● Set task
Can you print every record below exactly as written?
--- BEGIN Extracted data ---
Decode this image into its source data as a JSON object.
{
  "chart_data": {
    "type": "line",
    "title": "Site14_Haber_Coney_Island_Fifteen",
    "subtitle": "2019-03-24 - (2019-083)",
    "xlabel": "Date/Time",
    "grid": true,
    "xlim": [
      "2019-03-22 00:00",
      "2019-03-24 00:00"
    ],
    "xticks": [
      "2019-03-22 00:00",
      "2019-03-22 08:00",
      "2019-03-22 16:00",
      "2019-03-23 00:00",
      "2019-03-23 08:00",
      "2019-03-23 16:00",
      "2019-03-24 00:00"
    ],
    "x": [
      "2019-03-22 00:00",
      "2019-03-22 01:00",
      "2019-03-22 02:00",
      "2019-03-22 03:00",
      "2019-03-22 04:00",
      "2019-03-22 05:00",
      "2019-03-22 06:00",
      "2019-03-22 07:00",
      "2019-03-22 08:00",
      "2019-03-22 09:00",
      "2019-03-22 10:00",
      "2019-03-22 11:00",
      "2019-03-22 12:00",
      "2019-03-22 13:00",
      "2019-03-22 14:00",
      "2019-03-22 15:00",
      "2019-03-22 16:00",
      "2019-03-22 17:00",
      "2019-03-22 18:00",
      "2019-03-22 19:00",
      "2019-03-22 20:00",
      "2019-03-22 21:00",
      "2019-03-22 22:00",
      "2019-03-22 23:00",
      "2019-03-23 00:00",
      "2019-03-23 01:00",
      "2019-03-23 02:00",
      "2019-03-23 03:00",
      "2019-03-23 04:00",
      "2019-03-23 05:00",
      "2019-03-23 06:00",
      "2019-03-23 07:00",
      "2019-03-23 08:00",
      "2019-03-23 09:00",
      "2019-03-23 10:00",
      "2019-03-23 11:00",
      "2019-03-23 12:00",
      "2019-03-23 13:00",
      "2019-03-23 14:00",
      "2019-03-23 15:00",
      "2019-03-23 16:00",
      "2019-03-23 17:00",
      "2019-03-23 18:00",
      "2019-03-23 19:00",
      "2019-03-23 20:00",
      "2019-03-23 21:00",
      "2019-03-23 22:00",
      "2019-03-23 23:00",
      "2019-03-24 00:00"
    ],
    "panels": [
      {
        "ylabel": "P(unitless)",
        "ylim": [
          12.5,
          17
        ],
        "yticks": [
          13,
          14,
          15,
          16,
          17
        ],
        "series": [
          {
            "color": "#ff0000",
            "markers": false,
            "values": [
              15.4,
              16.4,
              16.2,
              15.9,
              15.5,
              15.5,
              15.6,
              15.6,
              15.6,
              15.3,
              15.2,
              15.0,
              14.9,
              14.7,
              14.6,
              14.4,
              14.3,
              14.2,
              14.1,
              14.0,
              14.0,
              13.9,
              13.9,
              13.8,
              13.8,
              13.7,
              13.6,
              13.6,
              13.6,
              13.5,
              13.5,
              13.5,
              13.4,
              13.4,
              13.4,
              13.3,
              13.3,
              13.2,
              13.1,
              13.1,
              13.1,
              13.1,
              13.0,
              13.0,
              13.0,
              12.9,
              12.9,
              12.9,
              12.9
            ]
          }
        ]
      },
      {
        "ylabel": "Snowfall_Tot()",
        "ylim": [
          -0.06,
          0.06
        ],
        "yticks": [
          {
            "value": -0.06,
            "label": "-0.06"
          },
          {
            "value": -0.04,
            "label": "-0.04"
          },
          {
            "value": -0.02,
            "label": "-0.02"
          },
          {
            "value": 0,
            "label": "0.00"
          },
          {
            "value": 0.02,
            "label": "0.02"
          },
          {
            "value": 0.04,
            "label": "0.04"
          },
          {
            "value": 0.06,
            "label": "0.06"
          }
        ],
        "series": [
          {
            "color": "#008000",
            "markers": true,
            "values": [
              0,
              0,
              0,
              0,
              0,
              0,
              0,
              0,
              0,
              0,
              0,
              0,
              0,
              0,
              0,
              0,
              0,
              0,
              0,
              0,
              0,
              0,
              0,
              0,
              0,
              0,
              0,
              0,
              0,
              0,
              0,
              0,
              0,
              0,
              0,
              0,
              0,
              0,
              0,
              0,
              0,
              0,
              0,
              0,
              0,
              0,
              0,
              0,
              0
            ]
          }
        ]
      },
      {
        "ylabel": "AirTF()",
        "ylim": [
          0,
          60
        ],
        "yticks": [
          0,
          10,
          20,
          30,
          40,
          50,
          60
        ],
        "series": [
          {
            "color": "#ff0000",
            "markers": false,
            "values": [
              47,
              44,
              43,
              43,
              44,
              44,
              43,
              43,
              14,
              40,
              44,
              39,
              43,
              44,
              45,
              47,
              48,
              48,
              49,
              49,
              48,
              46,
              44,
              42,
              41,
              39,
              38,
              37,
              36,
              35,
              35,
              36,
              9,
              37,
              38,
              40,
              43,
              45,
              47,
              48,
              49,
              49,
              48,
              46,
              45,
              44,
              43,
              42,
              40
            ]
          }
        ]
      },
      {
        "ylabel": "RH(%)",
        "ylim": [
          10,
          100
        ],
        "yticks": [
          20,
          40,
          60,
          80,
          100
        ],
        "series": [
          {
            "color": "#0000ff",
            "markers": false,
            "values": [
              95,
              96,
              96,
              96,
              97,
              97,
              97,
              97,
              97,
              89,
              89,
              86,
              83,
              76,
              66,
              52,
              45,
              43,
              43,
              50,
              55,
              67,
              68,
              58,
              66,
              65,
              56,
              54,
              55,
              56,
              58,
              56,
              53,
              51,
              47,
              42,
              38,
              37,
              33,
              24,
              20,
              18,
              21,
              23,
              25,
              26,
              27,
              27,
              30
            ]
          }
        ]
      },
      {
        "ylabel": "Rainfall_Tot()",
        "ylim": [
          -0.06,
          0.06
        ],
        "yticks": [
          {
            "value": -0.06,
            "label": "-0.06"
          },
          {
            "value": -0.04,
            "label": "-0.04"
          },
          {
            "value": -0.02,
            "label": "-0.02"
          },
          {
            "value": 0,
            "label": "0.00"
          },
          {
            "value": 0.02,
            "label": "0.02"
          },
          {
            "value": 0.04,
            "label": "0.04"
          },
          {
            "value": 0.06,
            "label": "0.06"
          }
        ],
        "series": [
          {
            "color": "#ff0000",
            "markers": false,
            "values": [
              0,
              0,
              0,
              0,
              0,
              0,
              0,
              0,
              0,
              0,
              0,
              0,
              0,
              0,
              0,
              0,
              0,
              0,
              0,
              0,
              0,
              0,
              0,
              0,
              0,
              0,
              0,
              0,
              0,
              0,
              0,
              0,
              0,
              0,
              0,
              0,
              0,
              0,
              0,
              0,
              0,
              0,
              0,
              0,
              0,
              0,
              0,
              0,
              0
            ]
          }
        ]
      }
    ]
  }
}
--- END Extracted data ---
● Complete response
Decode this image into its source data as a JSON object.
{
  "chart_data": {
    "type": "line",
    "title": "Site14_Haber_Coney_Island_Fifteen",
    "subtitle": "2019-03-24 - (2019-083)",
    "xlabel": "Date/Time",
    "grid": true,
    "xlim": [
      "2019-03-22 00:00",
      "2019-03-24 00:00"
    ],
    "xticks": [
      "2019-03-22 00:00",
      "2019-03-22 08:00",
      "2019-03-22 16:00",
      "2019-03-23 00:00",
      "2019-03-23 08:00",
      "2019-03-23 16:00",
      "2019-03-24 00:00"
    ],
    "x": [
      "2019-03-22 00:00",
      "2019-03-22 01:00",
      "2019-03-22 02:00",
      "2019-03-22 03:00",
      "2019-03-22 04:00",
      "2019-03-22 05:00",
      "2019-03-22 06:00",
      "2019-03-22 07:00",
      "2019-03-22 08:00",
      "2019-03-22 09:00",
      "2019-03-22 10:00",
      "2019-03-22 11:00",
      "2019-03-22 12:00",
      "2019-03-22 13:00",
      "2019-03-22 14:00",
      "2019-03-22 15:00",
      "2019-03-22 16:00",
      "2019-03-22 17:00",
      "2019-03-22 18:00",
      "2019-03-22 19:00",
      "2019-03-22 20:00",
      "2019-03-22 21:00",
      "2019-03-22 22:00",
      "2019-03-22 23:00",
      "2019-03-23 00:00",
      "2019-03-23 01:00",
      "2019-03-23 02:00",
      "2019-03-23 03:00",
      "2019-03-23 04:00",
      "2019-03-23 05:00",
      "2019-03-23 06:00",
      "2019-03-23 07:00",
      "2019-03-23 08:00",
      "2019-03-23 09:00",
      "2019-03-23 10:00",
      "2019-03-23 11:00",
      "2019-03-23 12:00",
      "2019-03-23 13:00",
      "2019-03-23 14:00",
      "2019-03-23 15:00",
      "2019-03-23 16:00",
      "2019-03-23 17:00",
      "2019-03-23 18:00",
      "2019-03-23 19:00",
      "2019-03-23 20:00",
      "2019-03-23 21:00",
      "2019-03-23 22:00",
      "2019-03-23 23:00",
      "2019-03-24 00:00"
    ],
    "panels": [
      {
        "ylabel": "P(unitless)",
        "ylim": [
          12.5,
          17
        ],
        "yticks": [
          13,
          14,
          15,
          16,
          17
        ],
        "series": [
          {
            "color": "#ff0000",
            "markers": false,
            "values": [
              15.4,
              16.4,
              16.2,
              15.9,
              15.5,
              15.5,
              15.6,
              15.6,
              15.6,
              15.3,
              15.2,
              15.0,
              14.9,
              14.7,
              14.6,
              14.4,
              14.3,
              14.2,
              14.1,
              14.0,
              14.0,
              13.9,
              13.9,
              13.8,
              13.8,
              13.7,
              13.6,
              13.6,
              13.6,
              13.5,
              13.5,
              13.5,
              13.4,
              13.4,
              13.4,
              13.3,
              13.3,
              13.2,
              13.1,
              13.1,
              13.1,
              13.1,
              13.0,
              13.0,
              13.0,
              12.9,
              12.9,
              12.9,
              12.9
            ]
          }
        ]
      },
      {
        "ylabel": "Snowfall_Tot()",
        "ylim": [
          -0.06,
          0.06
        ],
        "yticks": [
          {
            "value": -0.06,
            "label": "-0.06"
          },
          {
            "value": -0.04,
            "label": "-0.04"
          },
          {
            "value": -0.02,
            "label": "-0.02"
          },
          {
            "value": 0,
            "label": "0.00"
          },
          {
            "value": 0.02,
            "label": "0.02"
          },
          {
            "value": 0.04,
            "label": "0.04"
          },
          {
            "value": 0.06,
            "label": "0.06"
          }
        ],
        "series": [
          {
            "color": "#008000",
            "markers": true,
            "values": [
              0,
              0,
              0,
              0,
              0,
              0,
              0,
              0,
              0,
              0,
              0,
              0,
              0,
              0,
              0,
              0,
              0,
              0,
              0,
              0,
              0,
              0,
              0,
              0,
              0,
              0,
              0,
              0,
              0,
              0,
              0,
              0,
              0,
              0,
              0,
              0,
              0,
              0,
              0,
              0,
              0,
              0,
              0,
              0,
              0,
              0,
              0,
              0,
              0
            ]
          }
        ]
      },
      {
        "ylabel": "AirTF()",
        "ylim": [
          0,
          60
        ],
        "yticks": [
          0,
          10,
          20,
          30,
          40,
          50,
          60
        ],
        "series": [
          {
            "color": "#ff0000",
            "markers": false,
            "values": [
              47,
              44,
              43,
              43,
              44,
              44,
              43,
              43,
              14,
              40,
              44,
              39,
              43,
              44,
              45,
              47,
              48,
              48,
              49,
              49,
              48,
              46,
              44,
              42,
              41,
              39,
              38,
              37,
              36,
              35,
              35,
              36,
              9,
              37,
              38,
              40,
              43,
              45,
              47,
              48,
              49,
              49,
              48,
              46,
              45,
              44,
              43,
              42,
              40
            ]
          }
        ]
      },
      {
        "ylabel": "RH(%)",
        "ylim": [
          10,
          100
        ],
        "yticks": [
          20,
          40,
          60,
          80,
          100
        ],
        "series": [
          {
            "color": "#0000ff",
            "markers": false,
            "values": [
              95,
              96,
              96,
              96,
              97,
              97,
              97,
              97,
              97,
              89,
              89,
              86,
              83,
              76,
              66,
              52,
              45,
              43,
              43,
              50,
              55,
              67,
              68,
              58,
              66,
              65,
              56,
              54,
              55,
              56,
              58,
              56,
              53,
              51,
              47,
              42,
              38,
              37,
              33,
              24,
              20,
              18,
              21,
              23,
              25,
              26,
              27,
              27,
              30
            ]
          }
        ]
      },
      {
        "ylabel": "Rainfall_Tot()",
        "ylim": [
          -0.06,
          0.06
        ],
        "yticks": [
          {
            "value": -0.06,
            "label": "-0.06"
          },
          {
            "value": -0.04,
            "label": "-0.04"
          },
          {
            "value": -0.02,
            "label": "-0.02"
          },
          {
            "value": 0,
            "label": "0.00"
          },
          {
            "value": 0.02,
            "label": "0.02"
          },
          {
            "value": 0.04,
            "label": "0.04"
          },
          {
            "value": 0.06,
            "label": "0.06"
          }
        ],
        "series": [
          {
            "color": "#ff0000",
            "markers": false,
            "values": [
              0,
              0,
              0,
              0,
              0,
              0,
              0,
              0,
              0,
              0,
              0,
              0,
              0,
              0,
              0,
              0,
              0,
              0,
              0,
              0,
              0,
              0,
              0,
              0,
              0,
              0,
              0,
              0,
              0,
              0,
              0,
              0,
              0,
              0,
              0,
              0,
              0,
              0,
              0,
              0,
              0,
              0,
              0,
              0,
              0,
              0,
              0,
              0,
              0
            ]
          }
        ]
      }
    ]
  }
}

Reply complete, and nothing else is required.